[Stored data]
▬▬▬▬▬▬▬▬▬▬

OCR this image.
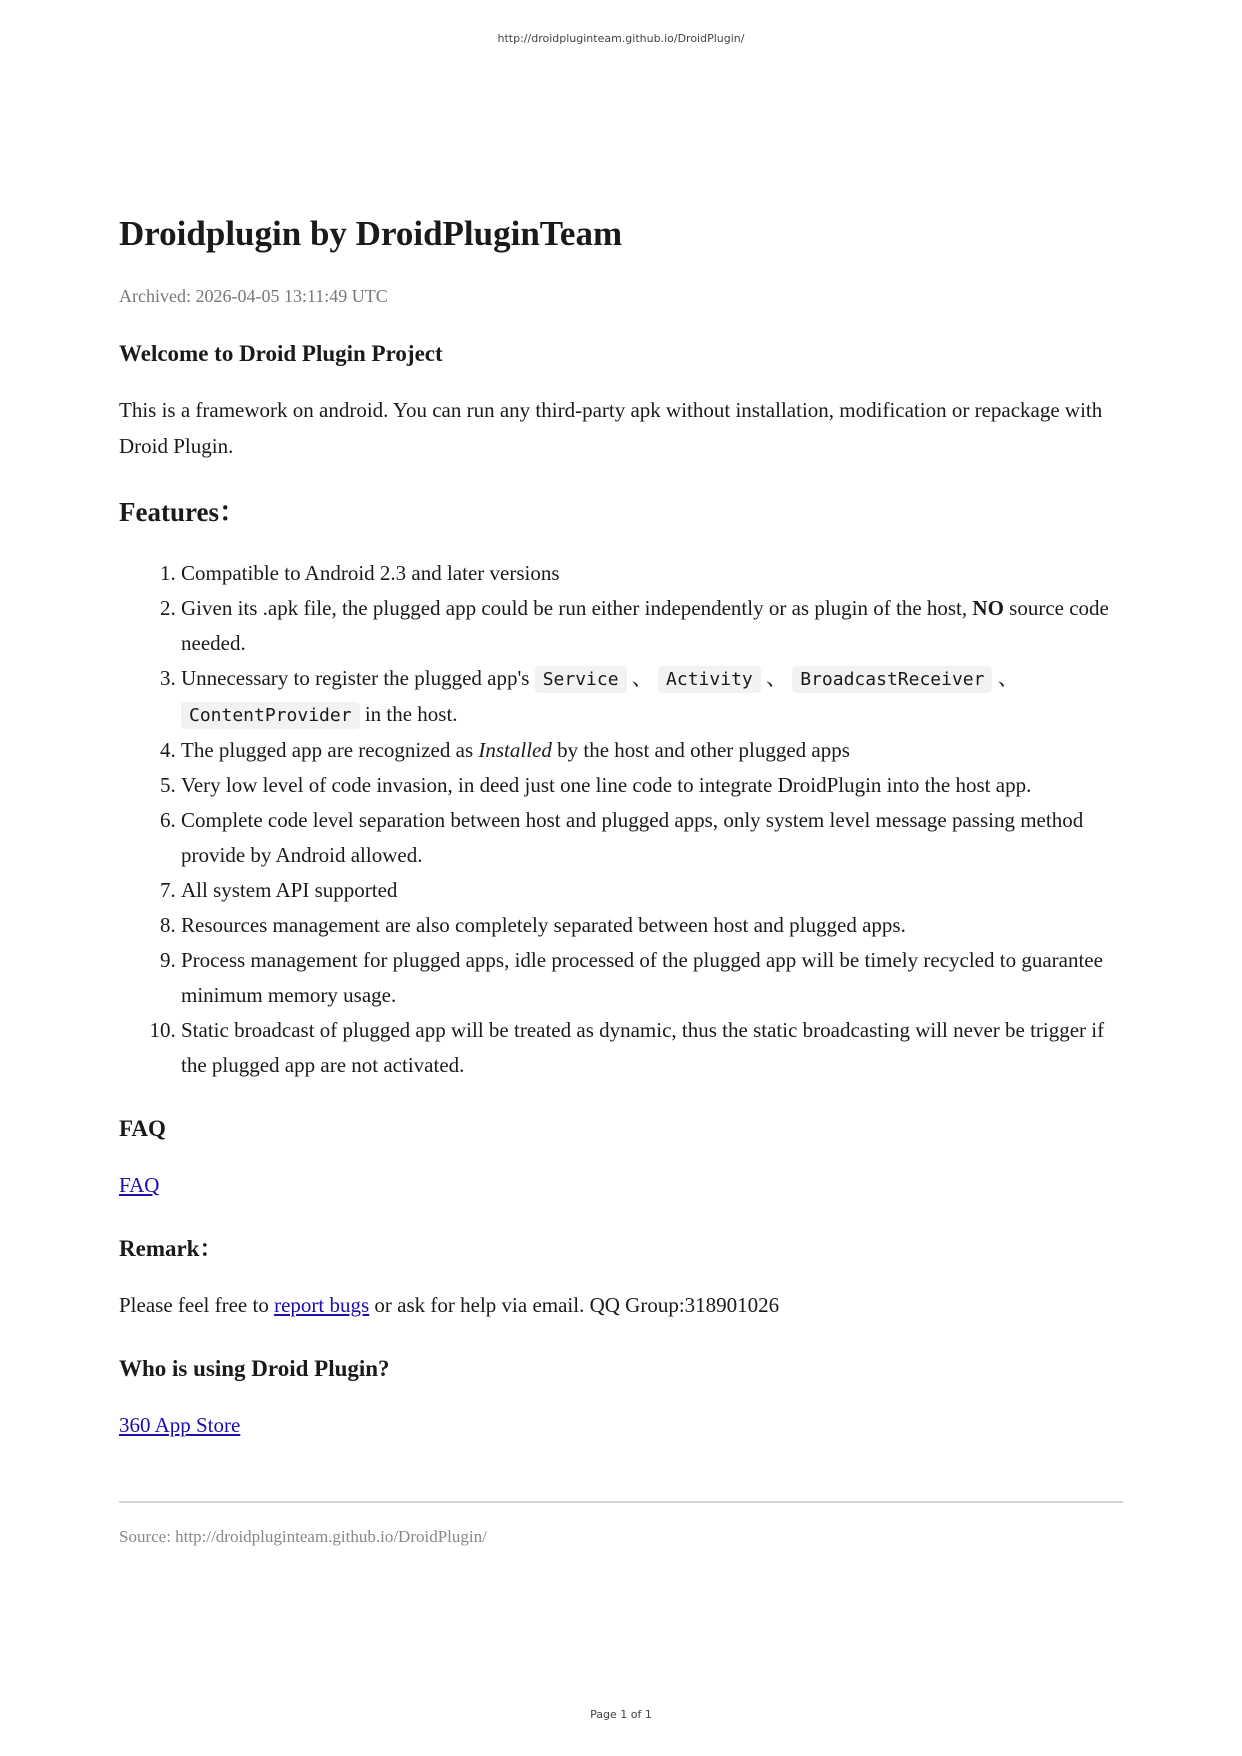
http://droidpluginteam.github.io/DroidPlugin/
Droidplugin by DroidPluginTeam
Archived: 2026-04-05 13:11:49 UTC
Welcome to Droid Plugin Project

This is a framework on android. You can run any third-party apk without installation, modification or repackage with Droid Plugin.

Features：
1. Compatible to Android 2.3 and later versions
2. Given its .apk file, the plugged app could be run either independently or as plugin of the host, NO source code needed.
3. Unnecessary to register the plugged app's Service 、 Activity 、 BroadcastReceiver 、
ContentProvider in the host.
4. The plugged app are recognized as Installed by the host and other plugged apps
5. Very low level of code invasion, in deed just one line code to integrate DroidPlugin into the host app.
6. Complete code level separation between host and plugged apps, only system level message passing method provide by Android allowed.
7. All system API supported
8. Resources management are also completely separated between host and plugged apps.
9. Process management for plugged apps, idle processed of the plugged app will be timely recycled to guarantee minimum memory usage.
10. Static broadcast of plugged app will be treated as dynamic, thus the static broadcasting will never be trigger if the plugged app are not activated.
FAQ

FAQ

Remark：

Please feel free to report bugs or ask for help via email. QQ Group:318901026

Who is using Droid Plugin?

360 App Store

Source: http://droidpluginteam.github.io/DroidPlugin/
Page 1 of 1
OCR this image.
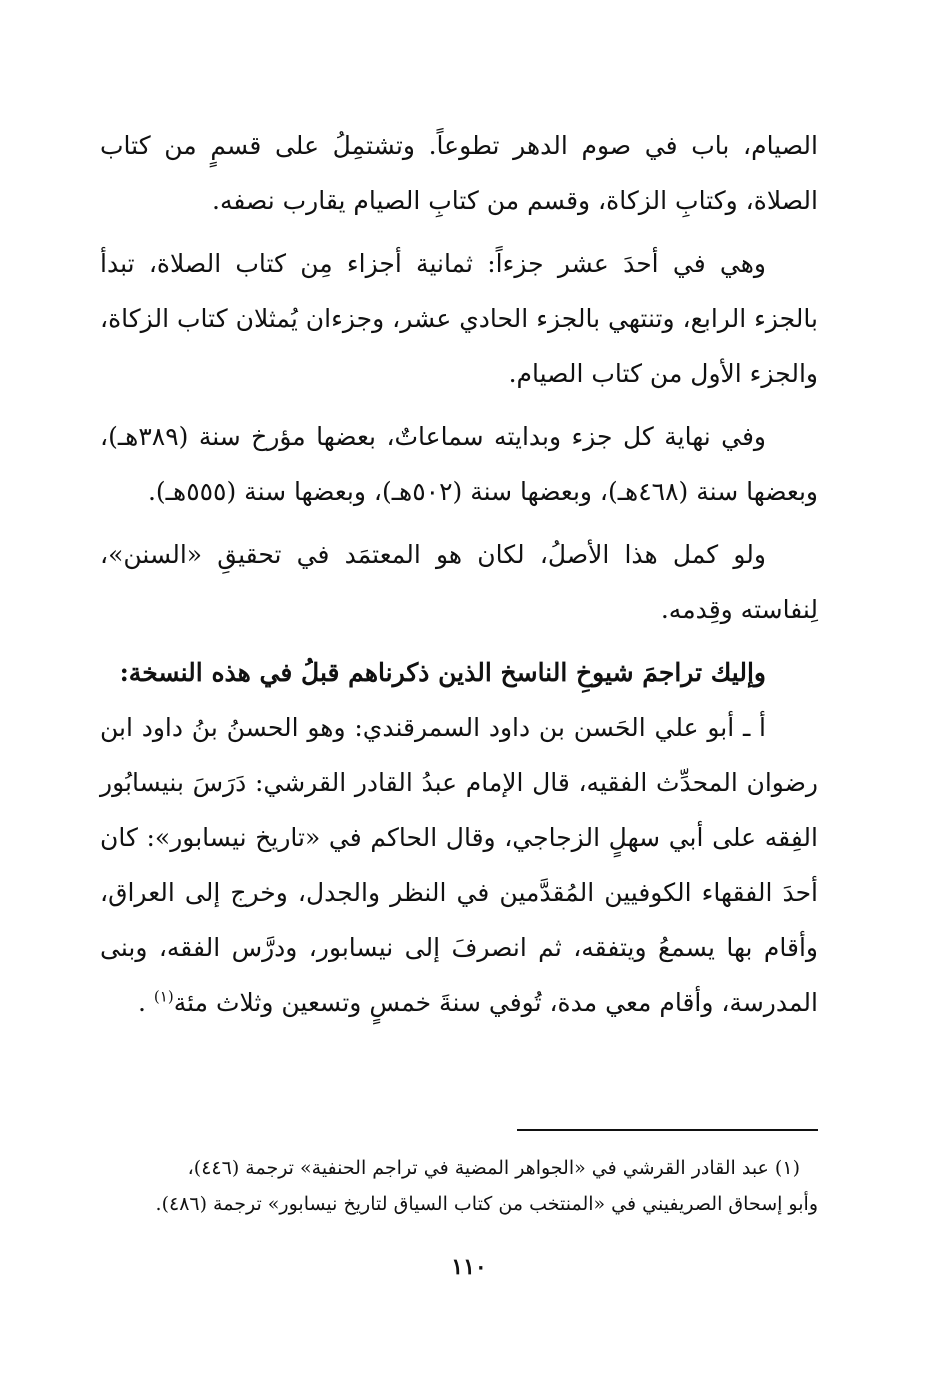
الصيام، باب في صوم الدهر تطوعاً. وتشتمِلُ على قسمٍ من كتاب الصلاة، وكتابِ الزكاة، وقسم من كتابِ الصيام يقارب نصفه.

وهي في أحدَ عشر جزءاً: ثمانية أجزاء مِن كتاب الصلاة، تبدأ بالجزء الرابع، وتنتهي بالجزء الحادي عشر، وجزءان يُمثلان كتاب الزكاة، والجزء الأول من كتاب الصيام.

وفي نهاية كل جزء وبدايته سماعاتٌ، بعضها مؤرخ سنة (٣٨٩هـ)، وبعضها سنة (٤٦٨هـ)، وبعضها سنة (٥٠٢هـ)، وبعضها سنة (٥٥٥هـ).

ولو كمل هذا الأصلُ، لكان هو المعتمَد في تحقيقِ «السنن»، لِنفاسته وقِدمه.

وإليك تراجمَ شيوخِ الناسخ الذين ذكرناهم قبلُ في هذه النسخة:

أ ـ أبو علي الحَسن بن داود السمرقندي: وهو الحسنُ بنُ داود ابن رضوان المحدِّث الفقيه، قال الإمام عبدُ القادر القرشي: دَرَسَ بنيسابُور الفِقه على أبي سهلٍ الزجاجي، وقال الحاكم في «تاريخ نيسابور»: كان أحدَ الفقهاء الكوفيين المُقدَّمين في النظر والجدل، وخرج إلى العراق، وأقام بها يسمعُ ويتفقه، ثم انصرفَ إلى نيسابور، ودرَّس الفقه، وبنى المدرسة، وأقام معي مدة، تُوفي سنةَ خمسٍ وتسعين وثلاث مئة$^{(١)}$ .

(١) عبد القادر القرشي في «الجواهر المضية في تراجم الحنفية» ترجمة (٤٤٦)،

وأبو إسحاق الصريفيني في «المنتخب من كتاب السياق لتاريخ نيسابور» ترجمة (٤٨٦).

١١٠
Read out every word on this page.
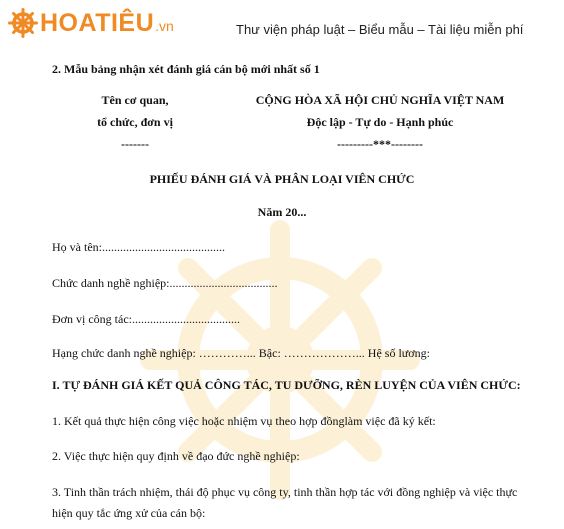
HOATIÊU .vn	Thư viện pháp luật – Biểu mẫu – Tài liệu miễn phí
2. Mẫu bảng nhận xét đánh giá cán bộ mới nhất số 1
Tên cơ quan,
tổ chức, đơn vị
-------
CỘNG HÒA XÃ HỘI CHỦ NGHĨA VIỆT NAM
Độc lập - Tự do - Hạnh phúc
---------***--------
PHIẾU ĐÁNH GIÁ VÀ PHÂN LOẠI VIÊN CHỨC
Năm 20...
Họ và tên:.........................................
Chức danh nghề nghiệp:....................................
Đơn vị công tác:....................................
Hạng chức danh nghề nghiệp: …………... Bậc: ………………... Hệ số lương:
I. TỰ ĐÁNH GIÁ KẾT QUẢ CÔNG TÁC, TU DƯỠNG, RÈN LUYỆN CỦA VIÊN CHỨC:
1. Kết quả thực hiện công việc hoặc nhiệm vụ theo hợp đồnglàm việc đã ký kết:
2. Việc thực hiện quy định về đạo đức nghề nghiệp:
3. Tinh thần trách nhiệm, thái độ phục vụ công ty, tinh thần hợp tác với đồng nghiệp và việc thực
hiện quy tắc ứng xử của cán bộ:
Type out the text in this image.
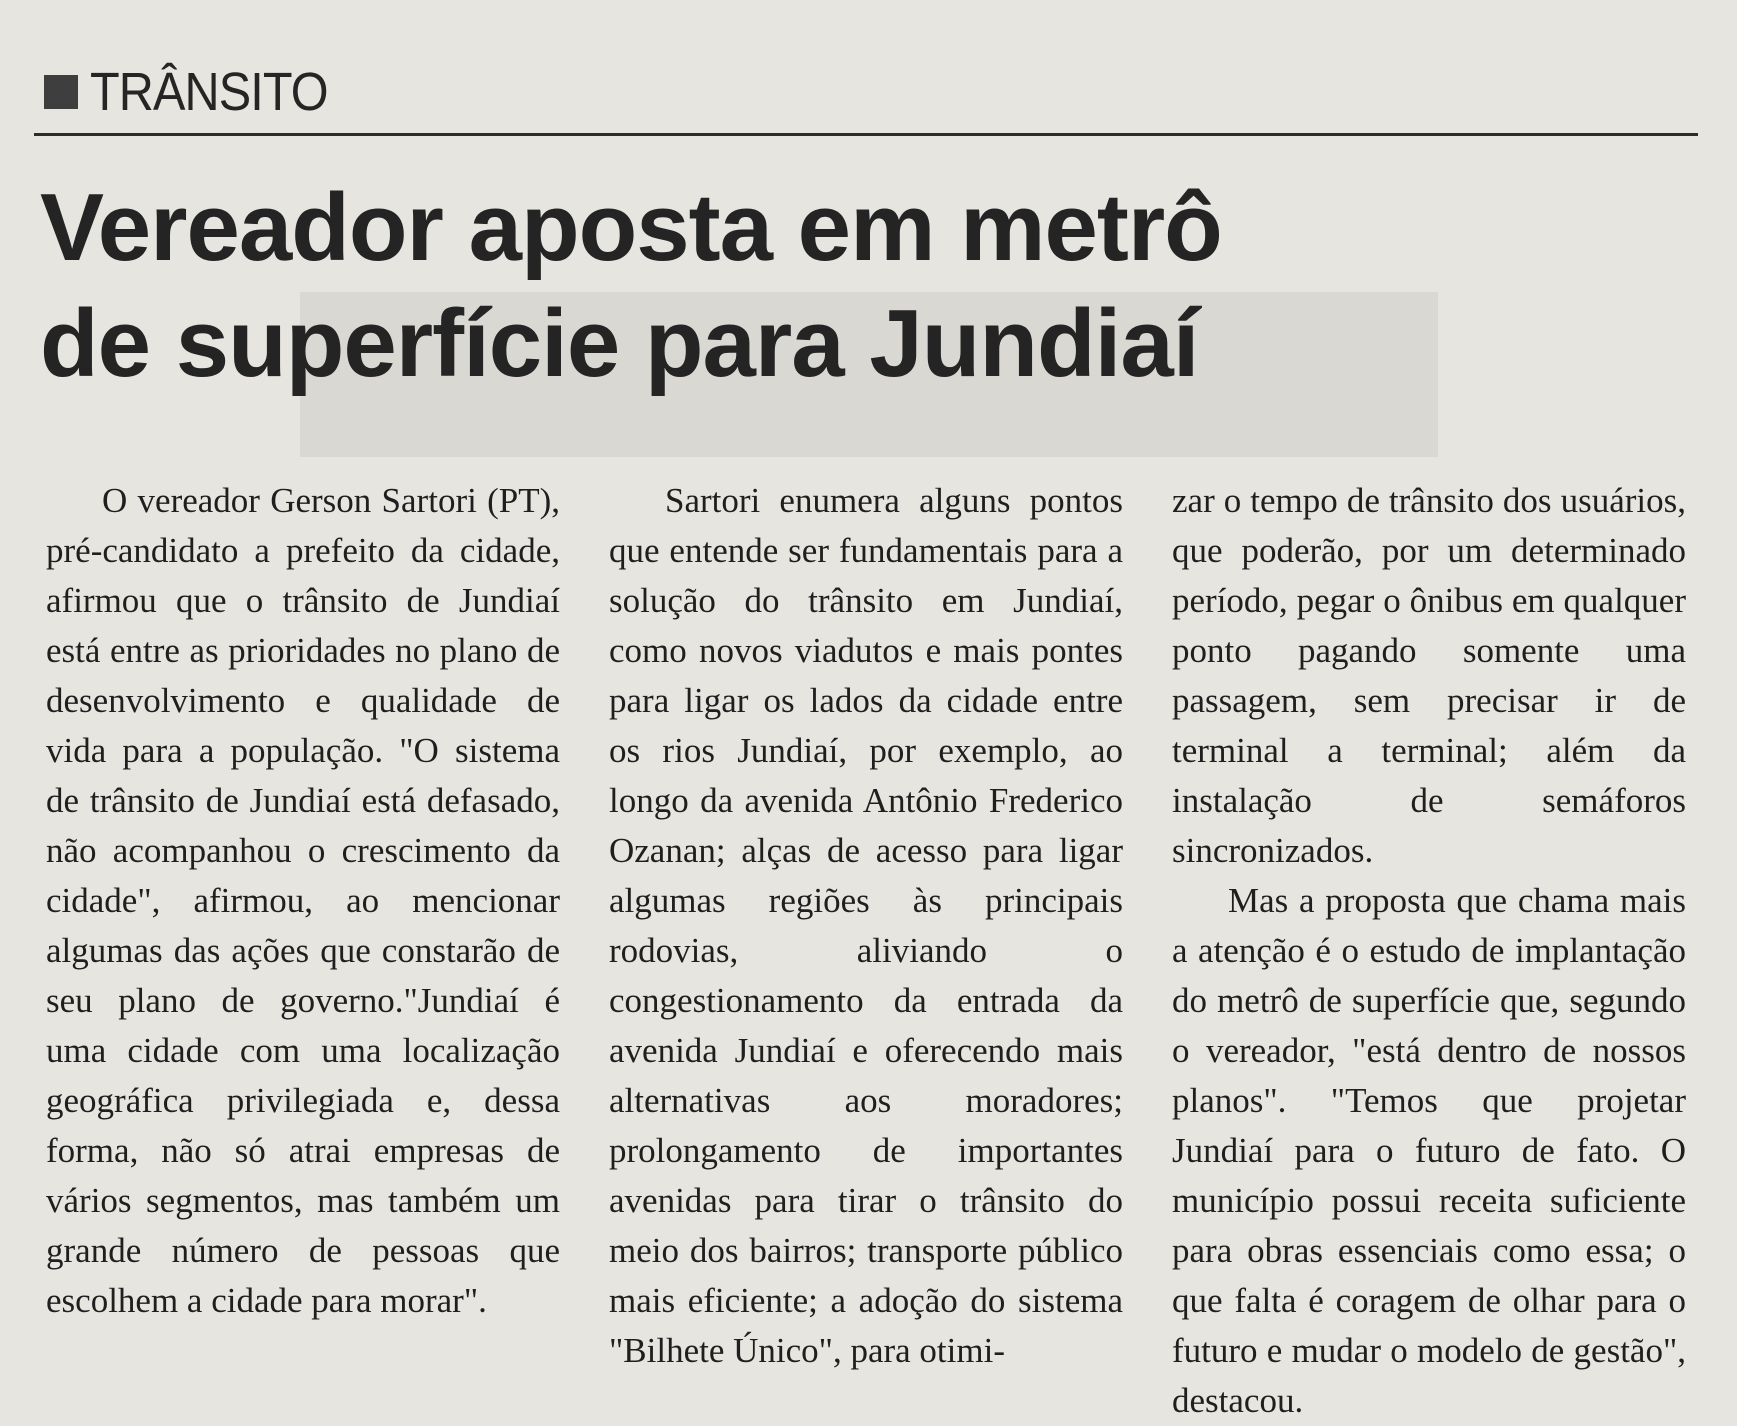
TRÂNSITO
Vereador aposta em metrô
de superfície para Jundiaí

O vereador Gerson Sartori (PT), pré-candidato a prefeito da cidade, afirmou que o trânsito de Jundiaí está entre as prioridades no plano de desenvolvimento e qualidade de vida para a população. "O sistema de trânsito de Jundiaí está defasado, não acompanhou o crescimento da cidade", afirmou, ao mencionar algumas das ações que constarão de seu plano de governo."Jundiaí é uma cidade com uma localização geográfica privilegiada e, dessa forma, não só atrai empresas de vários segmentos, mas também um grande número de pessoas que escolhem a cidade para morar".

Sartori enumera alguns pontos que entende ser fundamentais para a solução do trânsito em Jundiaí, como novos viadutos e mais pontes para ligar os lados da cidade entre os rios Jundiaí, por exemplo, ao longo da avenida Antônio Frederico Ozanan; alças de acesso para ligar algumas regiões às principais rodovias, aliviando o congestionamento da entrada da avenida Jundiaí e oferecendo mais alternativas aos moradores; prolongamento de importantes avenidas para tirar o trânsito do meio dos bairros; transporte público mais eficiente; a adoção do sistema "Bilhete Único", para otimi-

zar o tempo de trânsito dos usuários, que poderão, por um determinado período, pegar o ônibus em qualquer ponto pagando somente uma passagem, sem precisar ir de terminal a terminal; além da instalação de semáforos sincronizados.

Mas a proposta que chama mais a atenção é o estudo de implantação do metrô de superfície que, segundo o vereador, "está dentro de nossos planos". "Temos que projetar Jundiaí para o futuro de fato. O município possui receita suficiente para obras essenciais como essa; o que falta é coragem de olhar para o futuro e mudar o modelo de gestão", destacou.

▬▬▬▬▬▬▬▬▬▬

[Given exercise] Only lines with the string "الصيام" belong in your answer; copy each one.

[Exercise output]
الصيام، باب في صوم الدهر تطوعاً. وتشتمِلُ على قسمٍ من كتاب الصلاة، وكتابِ الزكاة، وقسم من كتابِ الصيام يقارب نصفه.
وهي في أحدَ عشر جزءاً: ثمانية أجزاء مِن كتاب الصلاة، تبدأ بالجزء الرابع، وتنتهي بالجزء الحادي عشر، وجزءان يُمثلان كتاب الزكاة، والجزء الأول من كتاب الصيام.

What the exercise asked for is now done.